* _WORK INSTRUCTIONS_:
Every line with the string "intensity" should be gathered.

-- Start RECORDS FOR THE EXERCISE --

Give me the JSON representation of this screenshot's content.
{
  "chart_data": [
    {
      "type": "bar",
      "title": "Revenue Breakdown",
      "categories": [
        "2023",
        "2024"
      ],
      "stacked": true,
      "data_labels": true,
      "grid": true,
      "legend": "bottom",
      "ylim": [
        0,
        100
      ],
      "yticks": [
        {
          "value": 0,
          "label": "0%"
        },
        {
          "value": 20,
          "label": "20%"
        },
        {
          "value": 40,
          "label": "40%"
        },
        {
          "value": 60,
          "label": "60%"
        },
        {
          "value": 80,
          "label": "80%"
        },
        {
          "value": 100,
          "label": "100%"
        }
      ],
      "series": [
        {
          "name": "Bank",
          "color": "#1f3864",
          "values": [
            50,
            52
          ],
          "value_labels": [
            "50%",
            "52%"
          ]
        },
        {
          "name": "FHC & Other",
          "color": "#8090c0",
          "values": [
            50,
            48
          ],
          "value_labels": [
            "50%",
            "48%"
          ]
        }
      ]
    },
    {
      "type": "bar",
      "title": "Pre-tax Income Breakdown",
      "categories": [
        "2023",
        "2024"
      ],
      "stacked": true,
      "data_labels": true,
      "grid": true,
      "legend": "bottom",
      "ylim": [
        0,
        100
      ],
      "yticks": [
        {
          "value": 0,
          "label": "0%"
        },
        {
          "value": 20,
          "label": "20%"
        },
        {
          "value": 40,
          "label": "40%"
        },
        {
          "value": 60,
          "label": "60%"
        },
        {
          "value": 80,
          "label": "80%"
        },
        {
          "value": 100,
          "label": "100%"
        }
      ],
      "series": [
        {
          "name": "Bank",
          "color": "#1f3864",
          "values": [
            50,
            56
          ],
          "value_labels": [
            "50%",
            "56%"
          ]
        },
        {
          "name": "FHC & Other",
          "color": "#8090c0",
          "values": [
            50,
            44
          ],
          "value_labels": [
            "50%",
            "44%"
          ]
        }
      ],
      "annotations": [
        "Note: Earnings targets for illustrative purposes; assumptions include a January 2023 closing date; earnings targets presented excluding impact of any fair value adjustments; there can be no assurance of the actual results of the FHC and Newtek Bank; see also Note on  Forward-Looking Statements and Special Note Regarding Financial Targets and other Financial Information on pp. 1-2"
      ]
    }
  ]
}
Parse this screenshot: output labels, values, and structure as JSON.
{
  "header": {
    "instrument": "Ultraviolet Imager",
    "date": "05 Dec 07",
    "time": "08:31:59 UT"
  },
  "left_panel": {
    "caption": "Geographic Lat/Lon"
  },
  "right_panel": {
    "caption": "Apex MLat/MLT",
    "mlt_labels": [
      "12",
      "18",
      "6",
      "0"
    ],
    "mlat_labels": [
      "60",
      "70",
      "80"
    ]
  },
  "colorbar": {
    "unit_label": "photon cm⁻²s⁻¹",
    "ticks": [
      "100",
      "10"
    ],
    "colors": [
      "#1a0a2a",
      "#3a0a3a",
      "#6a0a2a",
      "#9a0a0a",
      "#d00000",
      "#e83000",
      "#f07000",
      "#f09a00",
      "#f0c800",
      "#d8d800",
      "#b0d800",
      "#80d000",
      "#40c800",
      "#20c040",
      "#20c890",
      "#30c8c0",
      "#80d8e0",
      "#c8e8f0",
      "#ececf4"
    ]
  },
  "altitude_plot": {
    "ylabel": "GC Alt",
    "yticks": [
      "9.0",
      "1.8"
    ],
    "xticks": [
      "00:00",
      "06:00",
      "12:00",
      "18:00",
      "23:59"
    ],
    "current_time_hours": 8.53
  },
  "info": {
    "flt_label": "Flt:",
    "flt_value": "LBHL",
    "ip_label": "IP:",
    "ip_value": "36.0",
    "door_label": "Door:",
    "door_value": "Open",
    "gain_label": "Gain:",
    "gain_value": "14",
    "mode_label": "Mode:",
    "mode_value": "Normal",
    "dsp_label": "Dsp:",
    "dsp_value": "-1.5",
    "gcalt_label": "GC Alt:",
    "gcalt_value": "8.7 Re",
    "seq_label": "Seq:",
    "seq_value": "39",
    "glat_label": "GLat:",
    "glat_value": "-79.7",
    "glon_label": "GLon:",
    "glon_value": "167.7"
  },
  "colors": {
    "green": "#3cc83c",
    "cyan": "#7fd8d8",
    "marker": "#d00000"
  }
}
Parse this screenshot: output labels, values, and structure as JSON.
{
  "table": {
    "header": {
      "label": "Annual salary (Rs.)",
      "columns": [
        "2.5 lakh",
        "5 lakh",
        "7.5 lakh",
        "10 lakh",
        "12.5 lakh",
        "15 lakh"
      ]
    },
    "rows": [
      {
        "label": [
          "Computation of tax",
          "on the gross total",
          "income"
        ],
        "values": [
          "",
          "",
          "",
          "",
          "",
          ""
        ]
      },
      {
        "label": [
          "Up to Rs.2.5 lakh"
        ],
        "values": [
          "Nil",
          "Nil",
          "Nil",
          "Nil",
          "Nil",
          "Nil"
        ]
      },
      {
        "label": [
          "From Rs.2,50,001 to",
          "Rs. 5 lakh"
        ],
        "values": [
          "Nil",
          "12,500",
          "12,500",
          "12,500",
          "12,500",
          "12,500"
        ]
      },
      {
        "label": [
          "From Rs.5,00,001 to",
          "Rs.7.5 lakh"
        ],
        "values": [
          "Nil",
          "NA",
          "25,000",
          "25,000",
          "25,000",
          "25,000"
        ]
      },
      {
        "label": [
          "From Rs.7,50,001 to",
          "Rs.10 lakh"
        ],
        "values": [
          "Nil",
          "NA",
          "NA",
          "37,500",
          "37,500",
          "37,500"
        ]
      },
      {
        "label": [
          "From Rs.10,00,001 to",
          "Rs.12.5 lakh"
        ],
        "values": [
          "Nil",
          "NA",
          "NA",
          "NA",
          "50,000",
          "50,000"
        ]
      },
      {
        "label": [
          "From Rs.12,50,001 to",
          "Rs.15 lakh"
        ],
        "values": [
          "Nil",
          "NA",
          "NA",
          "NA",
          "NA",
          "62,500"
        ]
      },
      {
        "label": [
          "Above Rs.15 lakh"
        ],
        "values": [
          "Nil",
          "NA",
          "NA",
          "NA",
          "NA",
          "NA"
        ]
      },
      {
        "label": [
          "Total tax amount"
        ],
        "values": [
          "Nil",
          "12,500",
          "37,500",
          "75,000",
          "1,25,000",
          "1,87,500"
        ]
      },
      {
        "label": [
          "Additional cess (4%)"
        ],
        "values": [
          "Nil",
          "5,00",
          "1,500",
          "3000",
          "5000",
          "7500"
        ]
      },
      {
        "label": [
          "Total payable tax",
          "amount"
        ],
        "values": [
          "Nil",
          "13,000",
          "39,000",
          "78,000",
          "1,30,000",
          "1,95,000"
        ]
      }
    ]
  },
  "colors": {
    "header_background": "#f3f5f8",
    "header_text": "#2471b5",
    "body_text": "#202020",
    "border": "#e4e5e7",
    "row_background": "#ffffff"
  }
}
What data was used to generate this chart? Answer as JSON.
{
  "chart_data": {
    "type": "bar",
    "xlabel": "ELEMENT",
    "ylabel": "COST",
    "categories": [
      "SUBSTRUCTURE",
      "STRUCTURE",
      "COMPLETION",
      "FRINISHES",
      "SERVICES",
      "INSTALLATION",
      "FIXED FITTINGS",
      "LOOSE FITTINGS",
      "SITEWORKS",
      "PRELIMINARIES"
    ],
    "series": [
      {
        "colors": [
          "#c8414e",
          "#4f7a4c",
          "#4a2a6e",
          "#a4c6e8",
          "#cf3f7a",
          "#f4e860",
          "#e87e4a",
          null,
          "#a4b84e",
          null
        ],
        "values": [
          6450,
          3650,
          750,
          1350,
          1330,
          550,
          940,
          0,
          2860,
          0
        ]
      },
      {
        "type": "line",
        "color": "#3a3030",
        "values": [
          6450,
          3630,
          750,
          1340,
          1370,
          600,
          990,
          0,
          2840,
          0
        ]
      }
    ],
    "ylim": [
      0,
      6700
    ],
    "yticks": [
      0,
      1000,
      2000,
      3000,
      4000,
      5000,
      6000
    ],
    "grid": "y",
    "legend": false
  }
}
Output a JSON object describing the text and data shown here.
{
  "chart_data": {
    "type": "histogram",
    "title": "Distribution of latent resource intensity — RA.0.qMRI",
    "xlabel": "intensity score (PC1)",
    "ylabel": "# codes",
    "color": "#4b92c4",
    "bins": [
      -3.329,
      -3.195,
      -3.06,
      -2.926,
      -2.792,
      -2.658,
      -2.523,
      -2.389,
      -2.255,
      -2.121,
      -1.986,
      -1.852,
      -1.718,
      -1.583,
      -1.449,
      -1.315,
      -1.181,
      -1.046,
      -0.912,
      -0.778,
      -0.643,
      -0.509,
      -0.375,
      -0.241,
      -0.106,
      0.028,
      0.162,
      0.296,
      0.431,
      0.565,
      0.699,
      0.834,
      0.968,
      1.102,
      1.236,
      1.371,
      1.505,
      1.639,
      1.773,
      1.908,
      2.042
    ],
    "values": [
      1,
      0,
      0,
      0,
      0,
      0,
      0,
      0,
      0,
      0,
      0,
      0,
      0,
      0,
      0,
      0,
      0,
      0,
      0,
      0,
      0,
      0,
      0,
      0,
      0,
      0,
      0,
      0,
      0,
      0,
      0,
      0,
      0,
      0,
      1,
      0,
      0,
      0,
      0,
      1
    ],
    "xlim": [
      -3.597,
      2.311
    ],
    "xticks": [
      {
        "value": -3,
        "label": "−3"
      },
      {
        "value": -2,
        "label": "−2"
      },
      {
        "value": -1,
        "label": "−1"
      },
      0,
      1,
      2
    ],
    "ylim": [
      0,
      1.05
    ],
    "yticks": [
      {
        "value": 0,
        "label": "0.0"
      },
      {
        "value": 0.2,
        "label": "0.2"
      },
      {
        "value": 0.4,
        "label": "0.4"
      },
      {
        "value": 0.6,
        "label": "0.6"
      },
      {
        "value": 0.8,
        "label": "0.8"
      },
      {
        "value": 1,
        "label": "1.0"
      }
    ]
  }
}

-- End RECORDS FOR THE EXERCISE --

* _EXERCISE ANSWER_:
    "title": "Distribution of latent resource intensity — RA.0.qMRI",
    "xlabel": "intensity score (PC1)",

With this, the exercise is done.